### Activity
Set down all the data again. Change nothing.

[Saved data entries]
____

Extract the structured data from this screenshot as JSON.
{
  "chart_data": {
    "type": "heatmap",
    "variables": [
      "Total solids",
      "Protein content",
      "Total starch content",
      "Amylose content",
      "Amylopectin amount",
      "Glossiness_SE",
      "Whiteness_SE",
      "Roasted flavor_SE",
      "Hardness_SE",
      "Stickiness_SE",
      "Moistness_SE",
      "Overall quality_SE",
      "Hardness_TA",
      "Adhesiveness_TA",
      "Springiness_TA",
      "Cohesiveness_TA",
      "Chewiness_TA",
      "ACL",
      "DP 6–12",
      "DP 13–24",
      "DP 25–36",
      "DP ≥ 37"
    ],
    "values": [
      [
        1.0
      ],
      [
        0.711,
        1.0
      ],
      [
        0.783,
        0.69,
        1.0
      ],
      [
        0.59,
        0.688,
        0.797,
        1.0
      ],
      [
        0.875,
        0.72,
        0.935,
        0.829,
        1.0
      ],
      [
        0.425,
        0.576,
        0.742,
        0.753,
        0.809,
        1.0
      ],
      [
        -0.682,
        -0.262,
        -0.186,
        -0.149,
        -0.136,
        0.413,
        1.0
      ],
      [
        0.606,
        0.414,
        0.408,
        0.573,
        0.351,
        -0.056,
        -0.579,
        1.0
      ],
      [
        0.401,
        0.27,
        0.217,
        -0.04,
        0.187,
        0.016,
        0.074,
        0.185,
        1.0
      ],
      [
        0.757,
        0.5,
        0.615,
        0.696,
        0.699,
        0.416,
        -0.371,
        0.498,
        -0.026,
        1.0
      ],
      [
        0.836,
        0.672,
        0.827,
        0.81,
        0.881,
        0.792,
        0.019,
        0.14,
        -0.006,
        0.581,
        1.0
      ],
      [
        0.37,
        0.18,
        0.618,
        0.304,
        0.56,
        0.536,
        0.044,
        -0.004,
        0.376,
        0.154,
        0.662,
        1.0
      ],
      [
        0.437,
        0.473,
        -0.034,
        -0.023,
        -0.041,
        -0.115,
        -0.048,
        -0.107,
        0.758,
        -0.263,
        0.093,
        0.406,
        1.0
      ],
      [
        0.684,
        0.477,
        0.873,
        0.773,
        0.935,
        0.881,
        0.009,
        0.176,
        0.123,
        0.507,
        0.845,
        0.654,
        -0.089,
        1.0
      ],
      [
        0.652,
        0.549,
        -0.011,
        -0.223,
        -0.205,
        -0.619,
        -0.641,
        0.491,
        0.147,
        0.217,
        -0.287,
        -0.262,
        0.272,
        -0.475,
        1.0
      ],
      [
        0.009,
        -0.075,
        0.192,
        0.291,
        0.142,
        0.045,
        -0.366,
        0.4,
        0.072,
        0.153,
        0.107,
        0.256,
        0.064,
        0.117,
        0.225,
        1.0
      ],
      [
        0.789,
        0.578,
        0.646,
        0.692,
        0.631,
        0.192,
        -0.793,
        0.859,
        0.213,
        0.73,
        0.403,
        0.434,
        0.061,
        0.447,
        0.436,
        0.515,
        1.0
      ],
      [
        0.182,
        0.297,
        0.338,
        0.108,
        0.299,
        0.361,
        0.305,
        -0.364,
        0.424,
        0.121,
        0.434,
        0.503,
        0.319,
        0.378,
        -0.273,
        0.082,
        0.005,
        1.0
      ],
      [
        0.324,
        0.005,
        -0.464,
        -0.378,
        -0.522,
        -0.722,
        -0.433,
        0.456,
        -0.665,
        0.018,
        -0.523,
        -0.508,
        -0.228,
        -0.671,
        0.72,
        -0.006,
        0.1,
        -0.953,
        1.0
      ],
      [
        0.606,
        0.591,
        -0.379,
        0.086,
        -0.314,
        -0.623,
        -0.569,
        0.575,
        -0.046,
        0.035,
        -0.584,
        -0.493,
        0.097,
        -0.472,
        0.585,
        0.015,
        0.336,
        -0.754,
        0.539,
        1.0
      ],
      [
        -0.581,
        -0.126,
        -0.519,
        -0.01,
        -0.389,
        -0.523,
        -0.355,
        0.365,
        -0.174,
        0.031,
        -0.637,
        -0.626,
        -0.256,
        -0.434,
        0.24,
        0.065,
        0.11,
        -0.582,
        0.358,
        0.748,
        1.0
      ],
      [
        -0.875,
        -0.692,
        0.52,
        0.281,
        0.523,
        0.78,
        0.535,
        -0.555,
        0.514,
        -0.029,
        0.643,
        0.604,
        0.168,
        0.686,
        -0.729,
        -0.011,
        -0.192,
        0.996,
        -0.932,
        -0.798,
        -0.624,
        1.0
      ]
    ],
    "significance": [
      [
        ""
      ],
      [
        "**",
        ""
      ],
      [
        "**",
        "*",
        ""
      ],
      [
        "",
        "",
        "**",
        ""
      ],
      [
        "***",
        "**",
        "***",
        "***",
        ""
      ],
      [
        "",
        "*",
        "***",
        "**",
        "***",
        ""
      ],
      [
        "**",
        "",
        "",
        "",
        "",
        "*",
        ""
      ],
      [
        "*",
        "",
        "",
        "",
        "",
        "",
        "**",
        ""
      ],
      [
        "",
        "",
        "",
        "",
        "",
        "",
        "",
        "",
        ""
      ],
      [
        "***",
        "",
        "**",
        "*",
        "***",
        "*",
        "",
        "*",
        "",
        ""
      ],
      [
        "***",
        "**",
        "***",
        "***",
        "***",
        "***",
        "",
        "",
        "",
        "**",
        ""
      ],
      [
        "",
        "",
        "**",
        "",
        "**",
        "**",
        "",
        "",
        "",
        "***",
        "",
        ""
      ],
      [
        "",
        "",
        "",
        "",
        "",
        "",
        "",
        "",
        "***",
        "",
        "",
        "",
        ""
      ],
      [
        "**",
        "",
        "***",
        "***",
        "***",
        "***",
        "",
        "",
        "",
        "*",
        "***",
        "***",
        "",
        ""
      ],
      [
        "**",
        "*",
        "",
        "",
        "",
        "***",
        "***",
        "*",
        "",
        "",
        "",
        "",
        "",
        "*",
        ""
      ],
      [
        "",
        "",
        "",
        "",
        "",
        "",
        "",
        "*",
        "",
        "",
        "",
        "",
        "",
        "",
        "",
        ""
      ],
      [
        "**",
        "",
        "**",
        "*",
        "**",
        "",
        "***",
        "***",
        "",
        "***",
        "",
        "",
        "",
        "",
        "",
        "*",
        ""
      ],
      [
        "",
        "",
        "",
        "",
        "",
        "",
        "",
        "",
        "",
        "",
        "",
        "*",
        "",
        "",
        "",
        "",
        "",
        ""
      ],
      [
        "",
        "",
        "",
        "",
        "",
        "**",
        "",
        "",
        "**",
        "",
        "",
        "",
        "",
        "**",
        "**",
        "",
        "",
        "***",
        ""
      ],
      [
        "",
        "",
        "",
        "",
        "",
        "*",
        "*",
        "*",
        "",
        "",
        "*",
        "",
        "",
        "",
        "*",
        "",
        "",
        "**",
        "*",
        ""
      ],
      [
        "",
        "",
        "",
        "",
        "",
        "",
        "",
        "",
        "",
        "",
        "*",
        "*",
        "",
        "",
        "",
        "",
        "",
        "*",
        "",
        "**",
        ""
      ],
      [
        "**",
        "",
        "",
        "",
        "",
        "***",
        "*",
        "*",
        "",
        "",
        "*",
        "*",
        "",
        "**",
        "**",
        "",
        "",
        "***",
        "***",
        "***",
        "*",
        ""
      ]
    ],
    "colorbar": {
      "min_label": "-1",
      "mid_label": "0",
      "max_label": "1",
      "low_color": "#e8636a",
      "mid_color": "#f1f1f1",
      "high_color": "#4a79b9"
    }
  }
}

____

### Written reply
Extract the structured data from this screenshot as JSON.
{
  "chart_data": {
    "type": "heatmap",
    "variables": [
      "Total solids",
      "Protein content",
      "Total starch content",
      "Amylose content",
      "Amylopectin amount",
      "Glossiness_SE",
      "Whiteness_SE",
      "Roasted flavor_SE",
      "Hardness_SE",
      "Stickiness_SE",
      "Moistness_SE",
      "Overall quality_SE",
      "Hardness_TA",
      "Adhesiveness_TA",
      "Springiness_TA",
      "Cohesiveness_TA",
      "Chewiness_TA",
      "ACL",
      "DP 6–12",
      "DP 13–24",
      "DP 25–36",
      "DP ≥ 37"
    ],
    "values": [
      [
        1.0
      ],
      [
        0.711,
        1.0
      ],
      [
        0.783,
        0.69,
        1.0
      ],
      [
        0.59,
        0.688,
        0.797,
        1.0
      ],
      [
        0.875,
        0.72,
        0.935,
        0.829,
        1.0
      ],
      [
        0.425,
        0.576,
        0.742,
        0.753,
        0.809,
        1.0
      ],
      [
        -0.682,
        -0.262,
        -0.186,
        -0.149,
        -0.136,
        0.413,
        1.0
      ],
      [
        0.606,
        0.414,
        0.408,
        0.573,
        0.351,
        -0.056,
        -0.579,
        1.0
      ],
      [
        0.401,
        0.27,
        0.217,
        -0.04,
        0.187,
        0.016,
        0.074,
        0.185,
        1.0
      ],
      [
        0.757,
        0.5,
        0.615,
        0.696,
        0.699,
        0.416,
        -0.371,
        0.498,
        -0.026,
        1.0
      ],
      [
        0.836,
        0.672,
        0.827,
        0.81,
        0.881,
        0.792,
        0.019,
        0.14,
        -0.006,
        0.581,
        1.0
      ],
      [
        0.37,
        0.18,
        0.618,
        0.304,
        0.56,
        0.536,
        0.044,
        -0.004,
        0.376,
        0.154,
        0.662,
        1.0
      ],
      [
        0.437,
        0.473,
        -0.034,
        -0.023,
        -0.041,
        -0.115,
        -0.048,
        -0.107,
        0.758,
        -0.263,
        0.093,
        0.406,
        1.0
      ],
      [
        0.684,
        0.477,
        0.873,
        0.773,
        0.935,
        0.881,
        0.009,
        0.176,
        0.123,
        0.507,
        0.845,
        0.654,
        -0.089,
        1.0
      ],
      [
        0.652,
        0.549,
        -0.011,
        -0.223,
        -0.205,
        -0.619,
        -0.641,
        0.491,
        0.147,
        0.217,
        -0.287,
        -0.262,
        0.272,
        -0.475,
        1.0
      ],
      [
        0.009,
        -0.075,
        0.192,
        0.291,
        0.142,
        0.045,
        -0.366,
        0.4,
        0.072,
        0.153,
        0.107,
        0.256,
        0.064,
        0.117,
        0.225,
        1.0
      ],
      [
        0.789,
        0.578,
        0.646,
        0.692,
        0.631,
        0.192,
        -0.793,
        0.859,
        0.213,
        0.73,
        0.403,
        0.434,
        0.061,
        0.447,
        0.436,
        0.515,
        1.0
      ],
      [
        0.182,
        0.297,
        0.338,
        0.108,
        0.299,
        0.361,
        0.305,
        -0.364,
        0.424,
        0.121,
        0.434,
        0.503,
        0.319,
        0.378,
        -0.273,
        0.082,
        0.005,
        1.0
      ],
      [
        0.324,
        0.005,
        -0.464,
        -0.378,
        -0.522,
        -0.722,
        -0.433,
        0.456,
        -0.665,
        0.018,
        -0.523,
        -0.508,
        -0.228,
        -0.671,
        0.72,
        -0.006,
        0.1,
        -0.953,
        1.0
      ],
      [
        0.606,
        0.591,
        -0.379,
        0.086,
        -0.314,
        -0.623,
        -0.569,
        0.575,
        -0.046,
        0.035,
        -0.584,
        -0.493,
        0.097,
        -0.472,
        0.585,
        0.015,
        0.336,
        -0.754,
        0.539,
        1.0
      ],
      [
        -0.581,
        -0.126,
        -0.519,
        -0.01,
        -0.389,
        -0.523,
        -0.355,
        0.365,
        -0.174,
        0.031,
        -0.637,
        -0.626,
        -0.256,
        -0.434,
        0.24,
        0.065,
        0.11,
        -0.582,
        0.358,
        0.748,
        1.0
      ],
      [
        -0.875,
        -0.692,
        0.52,
        0.281,
        0.523,
        0.78,
        0.535,
        -0.555,
        0.514,
        -0.029,
        0.643,
        0.604,
        0.168,
        0.686,
        -0.729,
        -0.011,
        -0.192,
        0.996,
        -0.932,
        -0.798,
        -0.624,
        1.0
      ]
    ],
    "significance": [
      [
        ""
      ],
      [
        "**",
        ""
      ],
      [
        "**",
        "*",
        ""
      ],
      [
        "",
        "",
        "**",
        ""
      ],
      [
        "***",
        "**",
        "***",
        "***",
        ""
      ],
      [
        "",
        "*",
        "***",
        "**",
        "***",
        ""
      ],
      [
        "**",
        "",
        "",
        "",
        "",
        "*",
        ""
      ],
      [
        "*",
        "",
        "",
        "",
        "",
        "",
        "**",
        ""
      ],
      [
        "",
        "",
        "",
        "",
        "",
        "",
        "",
        "",
        ""
      ],
      [
        "***",
        "",
        "**",
        "*",
        "***",
        "*",
        "",
        "*",
        "",
        ""
      ],
      [
        "***",
        "**",
        "***",
        "***",
        "***",
        "***",
        "",
        "",
        "",
        "**",
        ""
      ],
      [
        "",
        "",
        "**",
        "",
        "**",
        "**",
        "",
        "",
        "",
        "***",
        "",
        ""
      ],
      [
        "",
        "",
        "",
        "",
        "",
        "",
        "",
        "",
        "***",
        "",
        "",
        "",
        ""
      ],
      [
        "**",
        "",
        "***",
        "***",
        "***",
        "***",
        "",
        "",
        "",
        "*",
        "***",
        "***",
        "",
        ""
      ],
      [
        "**",
        "*",
        "",
        "",
        "",
        "***",
        "***",
        "*",
        "",
        "",
        "",
        "",
        "",
        "*",
        ""
      ],
      [
        "",
        "",
        "",
        "",
        "",
        "",
        "",
        "*",
        "",
        "",
        "",
        "",
        "",
        "",
        "",
        ""
      ],
      [
        "**",
        "",
        "**",
        "*",
        "**",
        "",
        "***",
        "***",
        "",
        "***",
        "",
        "",
        "",
        "",
        "",
        "*",
        ""
      ],
      [
        "",
        "",
        "",
        "",
        "",
        "",
        "",
        "",
        "",
        "",
        "",
        "*",
        "",
        "",
        "",
        "",
        "",
        ""
      ],
      [
        "",
        "",
        "",
        "",
        "",
        "**",
        "",
        "",
        "**",
        "",
        "",
        "",
        "",
        "**",
        "**",
        "",
        "",
        "***",
        ""
      ],
      [
        "",
        "",
        "",
        "",
        "",
        "*",
        "*",
        "*",
        "",
        "",
        "*",
        "",
        "",
        "",
        "*",
        "",
        "",
        "**",
        "*",
        ""
      ],
      [
        "",
        "",
        "",
        "",
        "",
        "",
        "",
        "",
        "",
        "",
        "*",
        "*",
        "",
        "",
        "",
        "",
        "",
        "*",
        "",
        "**",
        ""
      ],
      [
        "**",
        "",
        "",
        "",
        "",
        "***",
        "*",
        "*",
        "",
        "",
        "*",
        "*",
        "",
        "**",
        "**",
        "",
        "",
        "***",
        "***",
        "***",
        "*",
        ""
      ]
    ],
    "colorbar": {
      "min_label": "-1",
      "mid_label": "0",
      "max_label": "1",
      "low_color": "#e8636a",
      "mid_color": "#f1f1f1",
      "high_color": "#4a79b9"
    }
  }
}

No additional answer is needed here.